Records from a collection
= Beginning of Section =

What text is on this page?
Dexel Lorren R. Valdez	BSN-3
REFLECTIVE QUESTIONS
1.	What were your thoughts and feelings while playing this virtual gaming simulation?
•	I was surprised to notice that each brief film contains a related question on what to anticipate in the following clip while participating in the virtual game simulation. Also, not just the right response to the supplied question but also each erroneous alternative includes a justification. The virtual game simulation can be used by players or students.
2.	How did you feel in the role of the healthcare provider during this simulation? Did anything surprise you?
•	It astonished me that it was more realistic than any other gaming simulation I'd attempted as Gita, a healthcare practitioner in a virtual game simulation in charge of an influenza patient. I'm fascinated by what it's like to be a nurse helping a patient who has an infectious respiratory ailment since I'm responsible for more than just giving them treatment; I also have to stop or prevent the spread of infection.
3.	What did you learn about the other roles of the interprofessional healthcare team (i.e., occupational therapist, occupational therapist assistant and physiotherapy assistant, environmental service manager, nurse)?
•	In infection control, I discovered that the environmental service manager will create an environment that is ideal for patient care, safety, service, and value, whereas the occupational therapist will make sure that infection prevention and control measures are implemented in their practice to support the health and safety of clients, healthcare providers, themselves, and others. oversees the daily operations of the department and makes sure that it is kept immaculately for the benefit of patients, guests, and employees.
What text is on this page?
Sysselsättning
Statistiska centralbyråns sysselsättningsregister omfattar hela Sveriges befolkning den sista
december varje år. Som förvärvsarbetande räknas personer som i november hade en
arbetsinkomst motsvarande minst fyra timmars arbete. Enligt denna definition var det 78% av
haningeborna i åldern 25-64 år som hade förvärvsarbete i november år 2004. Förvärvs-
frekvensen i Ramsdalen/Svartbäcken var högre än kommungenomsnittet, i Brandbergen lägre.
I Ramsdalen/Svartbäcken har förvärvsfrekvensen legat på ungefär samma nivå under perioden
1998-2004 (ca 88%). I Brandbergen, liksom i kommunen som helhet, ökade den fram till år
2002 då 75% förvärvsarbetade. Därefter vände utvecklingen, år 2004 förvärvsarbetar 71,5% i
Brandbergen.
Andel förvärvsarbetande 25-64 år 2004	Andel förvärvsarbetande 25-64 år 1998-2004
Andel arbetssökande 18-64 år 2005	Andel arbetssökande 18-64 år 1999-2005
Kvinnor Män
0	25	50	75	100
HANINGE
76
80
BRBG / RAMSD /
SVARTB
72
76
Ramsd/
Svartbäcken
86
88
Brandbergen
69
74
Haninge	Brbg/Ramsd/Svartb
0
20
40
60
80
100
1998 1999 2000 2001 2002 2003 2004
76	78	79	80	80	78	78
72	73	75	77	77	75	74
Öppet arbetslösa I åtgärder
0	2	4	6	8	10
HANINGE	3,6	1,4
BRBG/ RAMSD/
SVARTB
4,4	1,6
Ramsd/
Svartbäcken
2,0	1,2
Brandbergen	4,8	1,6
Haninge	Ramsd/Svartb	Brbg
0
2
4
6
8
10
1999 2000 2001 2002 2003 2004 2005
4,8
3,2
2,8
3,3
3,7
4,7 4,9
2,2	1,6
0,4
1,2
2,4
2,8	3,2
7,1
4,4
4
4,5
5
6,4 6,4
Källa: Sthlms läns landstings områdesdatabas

= End of Section =

Return every line of the data unchanged.

> **Finished exercise**:
What text is on this page?
Dexel Lorren R. Valdez	BSN-3
REFLECTIVE QUESTIONS
1.	What were your thoughts and feelings while playing this virtual gaming simulation?
•	I was surprised to notice that each brief film contains a related question on what to anticipate in the following clip while participating in the virtual game simulation. Also, not just the right response to the supplied question but also each erroneous alternative includes a justification. The virtual game simulation can be used by players or students.
2.	How did you feel in the role of the healthcare provider during this simulation? Did anything surprise you?
•	It astonished me that it was more realistic than any other gaming simulation I'd attempted as Gita, a healthcare practitioner in a virtual game simulation in charge of an influenza patient. I'm fascinated by what it's like to be a nurse helping a patient who has an infectious respiratory ailment since I'm responsible for more than just giving them treatment; I also have to stop or prevent the spread of infection.
3.	What did you learn about the other roles of the interprofessional healthcare team (i.e., occupational therapist, occupational therapist assistant and physiotherapy assistant, environmental service manager, nurse)?
•	In infection control, I discovered that the environmental service manager will create an environment that is ideal for patient care, safety, service, and value, whereas the occupational therapist will make sure that infection prevention and control measures are implemented in their practice to support the health and safety of clients, healthcare providers, themselves, and others. oversees the daily operations of the department and makes sure that it is kept immaculately for the benefit of patients, guests, and employees.
What text is on this page?
Sysselsättning
Statistiska centralbyråns sysselsättningsregister omfattar hela Sveriges befolkning den sista
december varje år. Som förvärvsarbetande räknas personer som i november hade en
arbetsinkomst motsvarande minst fyra timmars arbete. Enligt denna definition var det 78% av
haningeborna i åldern 25-64 år som hade förvärvsarbete i november år 2004. Förvärvs-
frekvensen i Ramsdalen/Svartbäcken var högre än kommungenomsnittet, i Brandbergen lägre.
I Ramsdalen/Svartbäcken har förvärvsfrekvensen legat på ungefär samma nivå under perioden
1998-2004 (ca 88%). I Brandbergen, liksom i kommunen som helhet, ökade den fram till år
2002 då 75% förvärvsarbetade. Därefter vände utvecklingen, år 2004 förvärvsarbetar 71,5% i
Brandbergen.
Andel förvärvsarbetande 25-64 år 2004	Andel förvärvsarbetande 25-64 år 1998-2004
Andel arbetssökande 18-64 år 2005	Andel arbetssökande 18-64 år 1999-2005
Kvinnor Män
0	25	50	75	100
HANINGE
76
80
BRBG / RAMSD /
SVARTB
72
76
Ramsd/
Svartbäcken
86
88
Brandbergen
69
74
Haninge	Brbg/Ramsd/Svartb
0
20
40
60
80
100
1998 1999 2000 2001 2002 2003 2004
76	78	79	80	80	78	78
72	73	75	77	77	75	74
Öppet arbetslösa I åtgärder
0	2	4	6	8	10
HANINGE	3,6	1,4
BRBG/ RAMSD/
SVARTB
4,4	1,6
Ramsd/
Svartbäcken
2,0	1,2
Brandbergen	4,8	1,6
Haninge	Ramsd/Svartb	Brbg
0
2
4
6
8
10
1999 2000 2001 2002 2003 2004 2005
4,8
3,2
2,8
3,3
3,7
4,7 4,9
2,2	1,6
0,4
1,2
2,4
2,8	3,2
7,1
4,4
4
4,5
5
6,4 6,4
Källa: Sthlms läns landstings områdesdatabas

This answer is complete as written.